* **Stated exercise**
Gather all lines with the word "date" in them.

Start

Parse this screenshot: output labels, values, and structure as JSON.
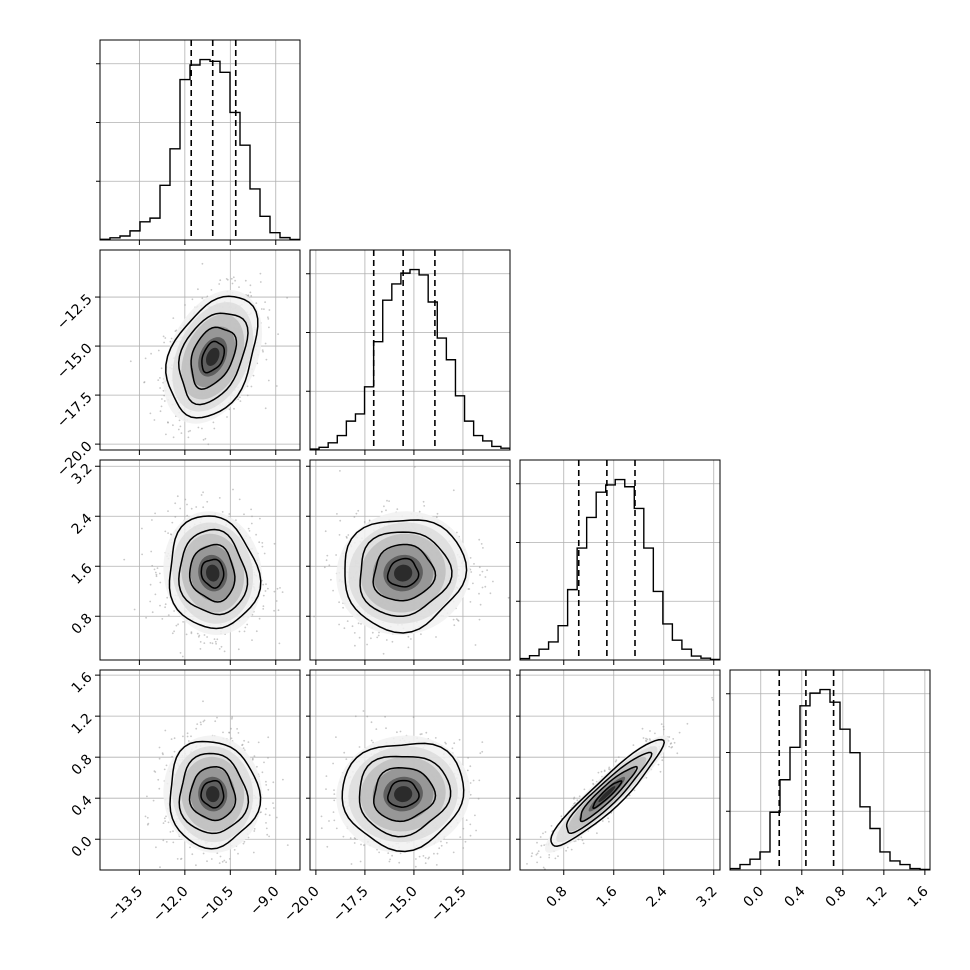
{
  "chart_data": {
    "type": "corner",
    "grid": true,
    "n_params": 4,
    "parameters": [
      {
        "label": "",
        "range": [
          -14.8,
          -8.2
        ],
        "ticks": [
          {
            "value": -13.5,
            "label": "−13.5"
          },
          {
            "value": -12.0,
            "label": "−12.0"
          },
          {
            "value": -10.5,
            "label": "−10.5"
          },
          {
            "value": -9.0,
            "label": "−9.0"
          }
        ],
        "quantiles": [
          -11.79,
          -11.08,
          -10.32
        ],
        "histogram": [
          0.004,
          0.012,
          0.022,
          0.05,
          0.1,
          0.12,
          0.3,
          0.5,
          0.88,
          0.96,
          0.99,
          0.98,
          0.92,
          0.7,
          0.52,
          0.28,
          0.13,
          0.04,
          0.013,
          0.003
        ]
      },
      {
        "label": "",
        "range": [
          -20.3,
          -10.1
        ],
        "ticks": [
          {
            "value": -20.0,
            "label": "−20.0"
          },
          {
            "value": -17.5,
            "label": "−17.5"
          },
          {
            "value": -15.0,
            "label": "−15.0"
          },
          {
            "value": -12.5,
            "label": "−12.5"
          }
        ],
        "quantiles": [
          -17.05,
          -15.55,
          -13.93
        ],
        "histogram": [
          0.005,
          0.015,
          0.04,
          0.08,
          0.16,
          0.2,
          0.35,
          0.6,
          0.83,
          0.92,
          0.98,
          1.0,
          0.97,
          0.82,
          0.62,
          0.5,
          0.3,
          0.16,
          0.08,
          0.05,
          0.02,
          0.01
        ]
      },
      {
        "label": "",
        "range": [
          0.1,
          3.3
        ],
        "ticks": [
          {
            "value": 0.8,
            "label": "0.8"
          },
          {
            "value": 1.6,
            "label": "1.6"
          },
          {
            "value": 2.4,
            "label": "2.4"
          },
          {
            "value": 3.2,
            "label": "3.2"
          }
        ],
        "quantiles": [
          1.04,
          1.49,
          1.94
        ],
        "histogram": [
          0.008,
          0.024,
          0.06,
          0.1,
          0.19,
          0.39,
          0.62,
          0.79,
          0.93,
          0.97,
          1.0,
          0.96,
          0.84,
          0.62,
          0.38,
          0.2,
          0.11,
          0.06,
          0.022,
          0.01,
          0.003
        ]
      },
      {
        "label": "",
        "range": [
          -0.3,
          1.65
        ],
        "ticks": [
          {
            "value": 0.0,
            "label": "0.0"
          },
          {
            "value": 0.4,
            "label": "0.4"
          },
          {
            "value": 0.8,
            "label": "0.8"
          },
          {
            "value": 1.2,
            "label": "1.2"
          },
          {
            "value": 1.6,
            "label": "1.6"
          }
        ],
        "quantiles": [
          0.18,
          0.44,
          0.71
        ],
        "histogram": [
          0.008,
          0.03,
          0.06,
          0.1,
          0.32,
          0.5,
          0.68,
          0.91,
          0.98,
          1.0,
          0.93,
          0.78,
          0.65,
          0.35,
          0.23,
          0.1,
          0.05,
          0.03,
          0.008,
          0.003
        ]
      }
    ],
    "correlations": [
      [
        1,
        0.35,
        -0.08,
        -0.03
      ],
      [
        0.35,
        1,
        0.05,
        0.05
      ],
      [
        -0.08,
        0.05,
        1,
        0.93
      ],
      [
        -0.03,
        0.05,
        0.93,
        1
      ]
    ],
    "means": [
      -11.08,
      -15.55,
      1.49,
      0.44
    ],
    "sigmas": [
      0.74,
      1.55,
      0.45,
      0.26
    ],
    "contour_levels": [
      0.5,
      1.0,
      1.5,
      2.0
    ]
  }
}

End
Start

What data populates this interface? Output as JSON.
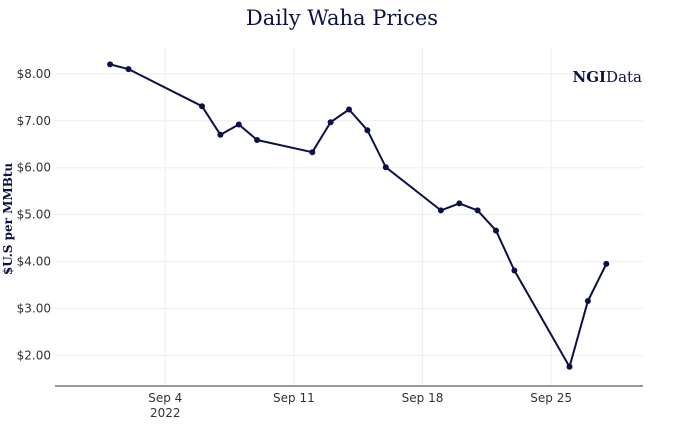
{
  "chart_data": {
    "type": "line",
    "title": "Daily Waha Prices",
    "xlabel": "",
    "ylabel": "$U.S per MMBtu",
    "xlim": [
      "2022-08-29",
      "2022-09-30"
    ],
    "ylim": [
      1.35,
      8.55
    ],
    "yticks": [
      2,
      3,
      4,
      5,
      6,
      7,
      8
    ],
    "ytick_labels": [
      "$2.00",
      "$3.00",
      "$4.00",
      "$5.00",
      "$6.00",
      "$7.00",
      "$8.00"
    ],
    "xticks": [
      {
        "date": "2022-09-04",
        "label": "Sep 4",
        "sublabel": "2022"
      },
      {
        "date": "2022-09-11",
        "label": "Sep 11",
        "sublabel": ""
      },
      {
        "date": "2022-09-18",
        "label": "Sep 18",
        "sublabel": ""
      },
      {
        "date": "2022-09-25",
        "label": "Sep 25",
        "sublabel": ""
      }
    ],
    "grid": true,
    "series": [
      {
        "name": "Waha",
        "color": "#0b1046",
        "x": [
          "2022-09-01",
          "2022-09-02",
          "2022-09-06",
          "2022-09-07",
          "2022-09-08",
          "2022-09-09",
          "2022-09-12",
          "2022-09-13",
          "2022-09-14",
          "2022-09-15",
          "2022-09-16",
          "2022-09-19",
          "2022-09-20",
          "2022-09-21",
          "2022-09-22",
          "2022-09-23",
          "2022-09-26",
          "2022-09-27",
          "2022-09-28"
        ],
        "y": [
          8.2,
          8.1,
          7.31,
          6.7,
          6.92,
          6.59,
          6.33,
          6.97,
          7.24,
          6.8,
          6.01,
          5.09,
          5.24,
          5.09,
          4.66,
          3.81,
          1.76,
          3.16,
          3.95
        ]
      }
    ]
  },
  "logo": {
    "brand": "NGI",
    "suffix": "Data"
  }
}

End

* **Expected output**
        "date": "2022-09-04",
        "date": "2022-09-11",
        "date": "2022-09-18",
        "date": "2022-09-25",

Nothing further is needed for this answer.